- **Exercise objective**
Retype the complete listing exactly as it appears.

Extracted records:

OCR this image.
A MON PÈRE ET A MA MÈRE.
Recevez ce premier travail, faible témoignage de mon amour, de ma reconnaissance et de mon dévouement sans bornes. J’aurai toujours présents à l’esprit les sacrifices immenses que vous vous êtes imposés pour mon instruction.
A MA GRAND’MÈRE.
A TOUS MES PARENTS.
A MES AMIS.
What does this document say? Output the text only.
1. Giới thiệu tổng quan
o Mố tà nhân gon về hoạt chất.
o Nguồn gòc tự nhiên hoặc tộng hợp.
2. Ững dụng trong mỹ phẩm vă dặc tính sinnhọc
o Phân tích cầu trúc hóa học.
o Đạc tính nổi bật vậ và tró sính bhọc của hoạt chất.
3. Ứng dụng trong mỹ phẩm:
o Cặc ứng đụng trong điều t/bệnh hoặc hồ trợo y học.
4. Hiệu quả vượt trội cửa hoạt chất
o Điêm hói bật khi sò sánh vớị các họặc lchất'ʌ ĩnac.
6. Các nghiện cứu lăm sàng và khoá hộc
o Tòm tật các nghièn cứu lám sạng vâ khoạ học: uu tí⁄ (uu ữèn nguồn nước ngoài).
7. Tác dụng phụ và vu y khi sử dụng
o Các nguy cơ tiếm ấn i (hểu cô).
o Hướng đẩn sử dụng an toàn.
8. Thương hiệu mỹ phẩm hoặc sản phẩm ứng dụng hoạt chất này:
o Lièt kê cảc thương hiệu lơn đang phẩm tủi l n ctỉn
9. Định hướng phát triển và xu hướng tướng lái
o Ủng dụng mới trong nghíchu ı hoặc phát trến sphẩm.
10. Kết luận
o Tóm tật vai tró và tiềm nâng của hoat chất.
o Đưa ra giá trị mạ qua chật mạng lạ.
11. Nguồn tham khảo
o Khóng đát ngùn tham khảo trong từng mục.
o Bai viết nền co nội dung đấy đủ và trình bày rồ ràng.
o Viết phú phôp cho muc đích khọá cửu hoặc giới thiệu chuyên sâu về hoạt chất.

- **Result of this exercise**
OCR this image.
A MON PÈRE ET A MA MÈRE.
Recevez ce premier travail, faible témoignage de mon amour, de ma reconnaissance et de mon dévouement sans bornes. J’aurai toujours présents à l’esprit les sacrifices immenses que vous vous êtes imposés pour mon instruction.
A MA GRAND’MÈRE.
A TOUS MES PARENTS.
A MES AMIS.
What does this document say? Output the text only.
1. Giới thiệu tổng quan
o Mố tà nhân gon về hoạt chất.
o Nguồn gòc tự nhiên hoặc tộng hợp.
2. Ững dụng trong mỹ phẩm vă dặc tính sinnhọc
o Phân tích cầu trúc hóa học.
o Đạc tính nổi bật vậ và tró sính bhọc của hoạt chất.
3. Ứng dụng trong mỹ phẩm:
o Cặc ứng đụng trong điều t/bệnh hoặc hồ trợo y học.
4. Hiệu quả vượt trội cửa hoạt chất
o Điêm hói bật khi sò sánh vớị các họặc lchất'ʌ ĩnac.
6. Các nghiện cứu lăm sàng và khoá hộc
o Tòm tật các nghièn cứu lám sạng vâ khoạ học: uu tí⁄ (uu ữèn nguồn nước ngoài).
7. Tác dụng phụ và vu y khi sử dụng
o Các nguy cơ tiếm ấn i (hểu cô).
o Hướng đẩn sử dụng an toàn.
8. Thương hiệu mỹ phẩm hoặc sản phẩm ứng dụng hoạt chất này:
o Lièt kê cảc thương hiệu lơn đang phẩm tủi l n ctỉn
9. Định hướng phát triển và xu hướng tướng lái
o Ủng dụng mới trong nghíchu ı hoặc phát trến sphẩm.
10. Kết luận
o Tóm tật vai tró và tiềm nâng của hoat chất.
o Đưa ra giá trị mạ qua chật mạng lạ.
11. Nguồn tham khảo
o Khóng đát ngùn tham khảo trong từng mục.
o Bai viết nền co nội dung đấy đủ và trình bày rồ ràng.
o Viết phú phôp cho muc đích khọá cửu hoặc giới thiệu chuyên sâu về hoạt chất.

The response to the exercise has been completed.